▶ _Dataset_:
--------------------

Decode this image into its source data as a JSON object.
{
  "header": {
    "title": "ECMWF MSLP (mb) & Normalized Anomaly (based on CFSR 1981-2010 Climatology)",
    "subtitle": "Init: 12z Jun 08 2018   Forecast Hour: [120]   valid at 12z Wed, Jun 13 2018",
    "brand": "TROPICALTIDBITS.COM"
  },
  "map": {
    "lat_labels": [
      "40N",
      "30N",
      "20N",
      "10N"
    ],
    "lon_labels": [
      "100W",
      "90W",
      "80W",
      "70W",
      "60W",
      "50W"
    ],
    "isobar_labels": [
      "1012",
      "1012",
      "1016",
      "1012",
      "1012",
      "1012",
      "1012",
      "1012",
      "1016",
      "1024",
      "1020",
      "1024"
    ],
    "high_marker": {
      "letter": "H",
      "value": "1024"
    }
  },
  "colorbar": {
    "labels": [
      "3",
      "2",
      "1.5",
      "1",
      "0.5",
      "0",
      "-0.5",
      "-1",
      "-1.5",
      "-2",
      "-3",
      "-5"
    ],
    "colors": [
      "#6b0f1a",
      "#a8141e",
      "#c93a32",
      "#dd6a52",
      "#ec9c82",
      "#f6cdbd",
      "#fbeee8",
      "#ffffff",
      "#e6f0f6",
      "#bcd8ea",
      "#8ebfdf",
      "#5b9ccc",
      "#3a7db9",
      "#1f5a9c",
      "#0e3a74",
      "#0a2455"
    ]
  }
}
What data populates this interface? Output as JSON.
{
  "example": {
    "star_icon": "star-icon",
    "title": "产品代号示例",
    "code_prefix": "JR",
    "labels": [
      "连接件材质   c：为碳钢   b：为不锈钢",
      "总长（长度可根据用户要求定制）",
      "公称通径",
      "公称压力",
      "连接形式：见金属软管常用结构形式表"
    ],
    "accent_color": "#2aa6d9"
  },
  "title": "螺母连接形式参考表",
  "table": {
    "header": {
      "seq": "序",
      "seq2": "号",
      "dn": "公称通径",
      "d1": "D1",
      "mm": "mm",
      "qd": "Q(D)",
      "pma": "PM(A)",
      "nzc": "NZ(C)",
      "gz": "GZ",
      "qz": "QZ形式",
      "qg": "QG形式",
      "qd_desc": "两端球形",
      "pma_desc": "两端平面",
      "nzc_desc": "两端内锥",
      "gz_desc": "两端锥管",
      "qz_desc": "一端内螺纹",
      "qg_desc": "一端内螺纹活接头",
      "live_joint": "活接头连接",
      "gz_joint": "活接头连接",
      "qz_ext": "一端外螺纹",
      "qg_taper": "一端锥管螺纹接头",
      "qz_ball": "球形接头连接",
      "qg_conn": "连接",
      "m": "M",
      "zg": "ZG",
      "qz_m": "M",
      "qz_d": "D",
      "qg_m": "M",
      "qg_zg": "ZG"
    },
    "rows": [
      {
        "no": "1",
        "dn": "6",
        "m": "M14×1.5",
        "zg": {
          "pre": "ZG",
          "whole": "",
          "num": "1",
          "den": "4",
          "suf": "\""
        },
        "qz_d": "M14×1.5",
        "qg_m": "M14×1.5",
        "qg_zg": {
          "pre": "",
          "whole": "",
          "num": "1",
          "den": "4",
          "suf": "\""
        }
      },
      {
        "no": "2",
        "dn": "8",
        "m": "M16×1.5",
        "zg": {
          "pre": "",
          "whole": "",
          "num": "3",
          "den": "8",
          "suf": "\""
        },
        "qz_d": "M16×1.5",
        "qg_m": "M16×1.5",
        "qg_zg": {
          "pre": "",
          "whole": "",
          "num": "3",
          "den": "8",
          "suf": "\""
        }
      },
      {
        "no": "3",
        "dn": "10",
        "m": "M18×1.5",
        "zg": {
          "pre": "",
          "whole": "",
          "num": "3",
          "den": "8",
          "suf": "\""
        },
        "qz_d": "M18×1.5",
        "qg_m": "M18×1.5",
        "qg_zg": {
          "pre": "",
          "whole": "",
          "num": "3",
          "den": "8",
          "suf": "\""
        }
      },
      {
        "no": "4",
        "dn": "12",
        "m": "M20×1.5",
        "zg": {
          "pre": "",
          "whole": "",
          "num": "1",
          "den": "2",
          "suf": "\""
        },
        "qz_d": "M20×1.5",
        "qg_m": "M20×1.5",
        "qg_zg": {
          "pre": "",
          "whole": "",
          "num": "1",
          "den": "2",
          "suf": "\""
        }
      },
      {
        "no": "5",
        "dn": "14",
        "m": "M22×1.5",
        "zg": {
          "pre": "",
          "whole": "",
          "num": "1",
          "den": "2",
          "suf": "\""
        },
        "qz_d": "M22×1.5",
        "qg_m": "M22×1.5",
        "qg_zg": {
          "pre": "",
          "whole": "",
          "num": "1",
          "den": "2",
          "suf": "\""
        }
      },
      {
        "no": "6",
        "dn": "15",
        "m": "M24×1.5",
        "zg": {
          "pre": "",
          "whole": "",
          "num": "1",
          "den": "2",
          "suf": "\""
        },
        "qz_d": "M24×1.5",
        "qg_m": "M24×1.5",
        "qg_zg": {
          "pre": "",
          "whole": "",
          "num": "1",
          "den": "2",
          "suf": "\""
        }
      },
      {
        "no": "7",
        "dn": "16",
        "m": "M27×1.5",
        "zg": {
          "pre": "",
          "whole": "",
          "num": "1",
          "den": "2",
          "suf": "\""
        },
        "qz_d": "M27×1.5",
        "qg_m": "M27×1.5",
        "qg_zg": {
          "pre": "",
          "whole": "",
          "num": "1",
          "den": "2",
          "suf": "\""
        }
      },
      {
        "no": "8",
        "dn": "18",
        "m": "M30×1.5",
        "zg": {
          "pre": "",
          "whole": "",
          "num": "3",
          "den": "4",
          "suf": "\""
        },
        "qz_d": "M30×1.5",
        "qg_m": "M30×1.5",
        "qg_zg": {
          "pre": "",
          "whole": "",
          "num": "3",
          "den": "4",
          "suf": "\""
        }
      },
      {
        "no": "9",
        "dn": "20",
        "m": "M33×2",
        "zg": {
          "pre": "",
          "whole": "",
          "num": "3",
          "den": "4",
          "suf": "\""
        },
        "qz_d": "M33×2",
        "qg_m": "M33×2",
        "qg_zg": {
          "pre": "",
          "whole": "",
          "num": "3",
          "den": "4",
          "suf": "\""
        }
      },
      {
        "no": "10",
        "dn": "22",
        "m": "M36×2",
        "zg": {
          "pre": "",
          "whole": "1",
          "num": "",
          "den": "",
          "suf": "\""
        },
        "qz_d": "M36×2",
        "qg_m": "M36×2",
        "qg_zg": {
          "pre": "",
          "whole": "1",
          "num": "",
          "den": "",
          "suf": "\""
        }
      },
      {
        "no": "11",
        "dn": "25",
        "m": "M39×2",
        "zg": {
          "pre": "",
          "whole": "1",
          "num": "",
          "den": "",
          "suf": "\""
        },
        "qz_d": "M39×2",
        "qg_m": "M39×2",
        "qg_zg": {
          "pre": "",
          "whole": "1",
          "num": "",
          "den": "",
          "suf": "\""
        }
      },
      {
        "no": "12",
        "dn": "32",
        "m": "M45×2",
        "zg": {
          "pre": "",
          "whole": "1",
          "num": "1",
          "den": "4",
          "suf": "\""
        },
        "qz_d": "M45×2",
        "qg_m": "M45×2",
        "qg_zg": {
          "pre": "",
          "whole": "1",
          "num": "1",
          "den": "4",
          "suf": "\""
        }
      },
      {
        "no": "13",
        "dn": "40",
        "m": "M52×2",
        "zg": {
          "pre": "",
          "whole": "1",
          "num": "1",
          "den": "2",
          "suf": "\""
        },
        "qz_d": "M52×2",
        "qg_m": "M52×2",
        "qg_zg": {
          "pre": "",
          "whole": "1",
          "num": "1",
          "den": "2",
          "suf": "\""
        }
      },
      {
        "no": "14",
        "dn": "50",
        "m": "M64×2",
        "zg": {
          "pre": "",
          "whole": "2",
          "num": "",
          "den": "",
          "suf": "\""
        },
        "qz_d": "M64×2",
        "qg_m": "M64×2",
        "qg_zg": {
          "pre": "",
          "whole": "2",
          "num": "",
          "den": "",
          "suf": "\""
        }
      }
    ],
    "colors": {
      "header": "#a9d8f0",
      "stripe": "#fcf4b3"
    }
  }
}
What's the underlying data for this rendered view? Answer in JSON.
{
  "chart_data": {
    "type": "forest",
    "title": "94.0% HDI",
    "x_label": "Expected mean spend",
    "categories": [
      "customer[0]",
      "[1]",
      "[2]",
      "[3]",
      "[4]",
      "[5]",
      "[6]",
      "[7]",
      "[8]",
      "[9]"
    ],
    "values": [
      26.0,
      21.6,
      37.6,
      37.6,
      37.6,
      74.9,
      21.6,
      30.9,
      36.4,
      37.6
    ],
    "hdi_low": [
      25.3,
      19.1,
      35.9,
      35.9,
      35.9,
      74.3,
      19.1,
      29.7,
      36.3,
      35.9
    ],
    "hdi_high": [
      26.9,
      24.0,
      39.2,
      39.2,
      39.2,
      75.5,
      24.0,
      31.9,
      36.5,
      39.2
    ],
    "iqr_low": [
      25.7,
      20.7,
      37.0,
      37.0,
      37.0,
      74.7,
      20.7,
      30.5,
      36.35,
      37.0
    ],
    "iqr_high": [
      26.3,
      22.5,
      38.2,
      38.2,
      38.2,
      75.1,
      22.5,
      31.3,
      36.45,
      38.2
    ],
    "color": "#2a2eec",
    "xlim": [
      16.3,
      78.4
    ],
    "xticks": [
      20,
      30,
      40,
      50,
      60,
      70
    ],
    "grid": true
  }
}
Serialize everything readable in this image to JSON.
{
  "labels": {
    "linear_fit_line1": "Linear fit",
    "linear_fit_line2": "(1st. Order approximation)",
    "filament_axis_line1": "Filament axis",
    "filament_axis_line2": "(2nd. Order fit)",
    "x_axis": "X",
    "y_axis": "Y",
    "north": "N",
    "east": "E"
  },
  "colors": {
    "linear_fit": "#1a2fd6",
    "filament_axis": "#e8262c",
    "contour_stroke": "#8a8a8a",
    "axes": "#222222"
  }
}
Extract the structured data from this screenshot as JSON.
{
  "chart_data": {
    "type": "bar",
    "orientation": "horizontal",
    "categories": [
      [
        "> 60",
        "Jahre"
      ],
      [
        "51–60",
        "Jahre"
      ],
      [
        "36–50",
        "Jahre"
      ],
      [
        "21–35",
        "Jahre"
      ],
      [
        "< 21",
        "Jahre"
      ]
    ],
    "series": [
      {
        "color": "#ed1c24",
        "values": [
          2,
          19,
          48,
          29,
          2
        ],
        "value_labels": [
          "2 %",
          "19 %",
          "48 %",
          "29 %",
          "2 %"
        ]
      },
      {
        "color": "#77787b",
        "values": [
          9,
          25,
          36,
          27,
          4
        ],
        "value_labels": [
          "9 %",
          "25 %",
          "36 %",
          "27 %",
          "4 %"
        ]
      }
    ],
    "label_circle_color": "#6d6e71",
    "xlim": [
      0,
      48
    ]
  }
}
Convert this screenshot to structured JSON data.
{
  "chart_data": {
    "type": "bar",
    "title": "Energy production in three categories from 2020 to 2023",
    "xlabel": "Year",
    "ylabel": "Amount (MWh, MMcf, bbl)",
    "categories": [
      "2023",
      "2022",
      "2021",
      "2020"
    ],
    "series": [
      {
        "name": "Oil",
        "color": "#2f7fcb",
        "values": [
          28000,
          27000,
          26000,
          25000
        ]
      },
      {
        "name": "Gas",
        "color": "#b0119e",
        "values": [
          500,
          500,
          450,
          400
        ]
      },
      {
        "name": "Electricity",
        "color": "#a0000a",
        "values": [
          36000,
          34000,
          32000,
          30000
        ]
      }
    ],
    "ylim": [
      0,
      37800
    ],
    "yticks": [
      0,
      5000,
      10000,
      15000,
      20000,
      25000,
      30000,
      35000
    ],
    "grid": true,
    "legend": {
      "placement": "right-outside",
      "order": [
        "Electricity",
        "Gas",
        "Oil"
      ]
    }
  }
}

--------------------

▶ _Instructions to follow_: In the records above, find the line containing "Convert this screenshot"; please retype it and every line after it through the last line, exactly and with nothing else.

▶ _Task solution_:
Convert this screenshot to structured JSON data.
{
  "chart_data": {
    "type": "bar",
    "title": "Energy production in three categories from 2020 to 2023",
    "xlabel": "Year",
    "ylabel": "Amount (MWh, MMcf, bbl)",
    "categories": [
      "2023",
      "2022",
      "2021",
      "2020"
    ],
    "series": [
      {
        "name": "Oil",
        "color": "#2f7fcb",
        "values": [
          28000,
          27000,
          26000,
          25000
        ]
      },
      {
        "name": "Gas",
        "color": "#b0119e",
        "values": [
          500,
          500,
          450,
          400
        ]
      },
      {
        "name": "Electricity",
        "color": "#a0000a",
        "values": [
          36000,
          34000,
          32000,
          30000
        ]
      }
    ],
    "ylim": [
      0,
      37800
    ],
    "yticks": [
      0,
      5000,
      10000,
      15000,
      20000,
      25000,
      30000,
      35000
    ],
    "grid": true,
    "legend": {
      "placement": "right-outside",
      "order": [
        "Electricity",
        "Gas",
        "Oil"
      ]
    }
  }
}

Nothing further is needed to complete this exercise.